Each line of the material must be returned exactly.

-- start ROWS --

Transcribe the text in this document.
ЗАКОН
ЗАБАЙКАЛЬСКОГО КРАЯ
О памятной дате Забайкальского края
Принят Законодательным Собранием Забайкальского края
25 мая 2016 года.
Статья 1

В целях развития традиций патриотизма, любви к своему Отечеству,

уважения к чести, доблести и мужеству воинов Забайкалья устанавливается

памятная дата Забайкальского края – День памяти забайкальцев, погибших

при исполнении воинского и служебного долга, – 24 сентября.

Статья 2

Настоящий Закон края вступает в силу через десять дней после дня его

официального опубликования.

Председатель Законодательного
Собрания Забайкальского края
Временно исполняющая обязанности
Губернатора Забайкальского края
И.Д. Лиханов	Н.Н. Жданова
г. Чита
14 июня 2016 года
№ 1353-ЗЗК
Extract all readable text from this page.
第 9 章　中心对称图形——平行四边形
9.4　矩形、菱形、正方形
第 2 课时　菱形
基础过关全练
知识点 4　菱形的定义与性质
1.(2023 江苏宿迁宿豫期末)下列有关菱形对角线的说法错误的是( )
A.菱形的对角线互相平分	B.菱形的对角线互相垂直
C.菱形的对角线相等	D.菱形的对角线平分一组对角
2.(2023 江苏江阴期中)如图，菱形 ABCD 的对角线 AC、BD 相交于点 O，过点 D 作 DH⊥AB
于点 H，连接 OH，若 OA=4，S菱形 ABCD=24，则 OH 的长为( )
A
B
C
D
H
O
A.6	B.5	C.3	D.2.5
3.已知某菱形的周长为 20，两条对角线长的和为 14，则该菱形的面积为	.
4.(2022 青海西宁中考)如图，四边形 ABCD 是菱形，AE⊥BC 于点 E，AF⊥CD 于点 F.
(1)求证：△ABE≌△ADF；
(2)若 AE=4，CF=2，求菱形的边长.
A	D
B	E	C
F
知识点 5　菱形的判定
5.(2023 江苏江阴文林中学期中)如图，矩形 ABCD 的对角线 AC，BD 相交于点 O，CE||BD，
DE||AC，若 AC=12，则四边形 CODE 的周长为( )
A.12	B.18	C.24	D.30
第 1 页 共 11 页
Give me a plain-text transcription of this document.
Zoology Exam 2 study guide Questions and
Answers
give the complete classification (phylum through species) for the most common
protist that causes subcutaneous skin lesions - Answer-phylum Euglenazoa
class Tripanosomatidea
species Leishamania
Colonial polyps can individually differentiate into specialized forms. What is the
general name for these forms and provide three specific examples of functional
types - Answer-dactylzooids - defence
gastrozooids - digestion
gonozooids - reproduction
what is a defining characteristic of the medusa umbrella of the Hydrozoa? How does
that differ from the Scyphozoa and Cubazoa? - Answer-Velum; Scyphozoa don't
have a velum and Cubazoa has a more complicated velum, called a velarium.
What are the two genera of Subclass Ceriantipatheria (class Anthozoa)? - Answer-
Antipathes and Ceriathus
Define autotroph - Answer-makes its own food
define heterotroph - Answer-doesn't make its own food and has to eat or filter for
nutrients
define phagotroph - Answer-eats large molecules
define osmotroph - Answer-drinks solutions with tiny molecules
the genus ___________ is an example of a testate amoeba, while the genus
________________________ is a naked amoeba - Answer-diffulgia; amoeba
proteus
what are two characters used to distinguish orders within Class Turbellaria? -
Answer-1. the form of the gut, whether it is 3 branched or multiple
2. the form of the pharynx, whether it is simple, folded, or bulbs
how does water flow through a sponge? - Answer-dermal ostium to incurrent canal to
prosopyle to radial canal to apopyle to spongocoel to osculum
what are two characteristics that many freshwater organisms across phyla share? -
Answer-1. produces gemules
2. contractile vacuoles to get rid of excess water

-- end ROWS --

#### EXERCISE ANSWER
Transcribe the text in this document.
ЗАКОН
ЗАБАЙКАЛЬСКОГО КРАЯ
О памятной дате Забайкальского края
Принят Законодательным Собранием Забайкальского края
25 мая 2016 года.
Статья 1

В целях развития традиций патриотизма, любви к своему Отечеству,

уважения к чести, доблести и мужеству воинов Забайкалья устанавливается

памятная дата Забайкальского края – День памяти забайкальцев, погибших

при исполнении воинского и служебного долга, – 24 сентября.

Статья 2

Настоящий Закон края вступает в силу через десять дней после дня его

официального опубликования.

Председатель Законодательного
Собрания Забайкальского края
Временно исполняющая обязанности
Губернатора Забайкальского края
И.Д. Лиханов	Н.Н. Жданова
г. Чита
14 июня 2016 года
№ 1353-ЗЗК
Extract all readable text from this page.
第 9 章　中心对称图形——平行四边形
9.4　矩形、菱形、正方形
第 2 课时　菱形
基础过关全练
知识点 4　菱形的定义与性质
1.(2023 江苏宿迁宿豫期末)下列有关菱形对角线的说法错误的是( )
A.菱形的对角线互相平分	B.菱形的对角线互相垂直
C.菱形的对角线相等	D.菱形的对角线平分一组对角
2.(2023 江苏江阴期中)如图，菱形 ABCD 的对角线 AC、BD 相交于点 O，过点 D 作 DH⊥AB
于点 H，连接 OH，若 OA=4，S菱形 ABCD=24，则 OH 的长为( )
A
B
C
D
H
O
A.6	B.5	C.3	D.2.5
3.已知某菱形的周长为 20，两条对角线长的和为 14，则该菱形的面积为	.
4.(2022 青海西宁中考)如图，四边形 ABCD 是菱形，AE⊥BC 于点 E，AF⊥CD 于点 F.
(1)求证：△ABE≌△ADF；
(2)若 AE=4，CF=2，求菱形的边长.
A	D
B	E	C
F
知识点 5　菱形的判定
5.(2023 江苏江阴文林中学期中)如图，矩形 ABCD 的对角线 AC，BD 相交于点 O，CE||BD，
DE||AC，若 AC=12，则四边形 CODE 的周长为( )
A.12	B.18	C.24	D.30
第 1 页 共 11 页
Give me a plain-text transcription of this document.
Zoology Exam 2 study guide Questions and
Answers
give the complete classification (phylum through species) for the most common
protist that causes subcutaneous skin lesions - Answer-phylum Euglenazoa
class Tripanosomatidea
species Leishamania
Colonial polyps can individually differentiate into specialized forms. What is the
general name for these forms and provide three specific examples of functional
types - Answer-dactylzooids - defence
gastrozooids - digestion
gonozooids - reproduction
what is a defining characteristic of the medusa umbrella of the Hydrozoa? How does
that differ from the Scyphozoa and Cubazoa? - Answer-Velum; Scyphozoa don't
have a velum and Cubazoa has a more complicated velum, called a velarium.
What are the two genera of Subclass Ceriantipatheria (class Anthozoa)? - Answer-
Antipathes and Ceriathus
Define autotroph - Answer-makes its own food
define heterotroph - Answer-doesn't make its own food and has to eat or filter for
nutrients
define phagotroph - Answer-eats large molecules
define osmotroph - Answer-drinks solutions with tiny molecules
the genus ___________ is an example of a testate amoeba, while the genus
________________________ is a naked amoeba - Answer-diffulgia; amoeba
proteus
what are two characters used to distinguish orders within Class Turbellaria? -
Answer-1. the form of the gut, whether it is 3 branched or multiple
2. the form of the pharynx, whether it is simple, folded, or bulbs
how does water flow through a sponge? - Answer-dermal ostium to incurrent canal to
prosopyle to radial canal to apopyle to spongocoel to osculum
what are two characteristics that many freshwater organisms across phyla share? -
Answer-1. produces gemules
2. contractile vacuoles to get rid of excess water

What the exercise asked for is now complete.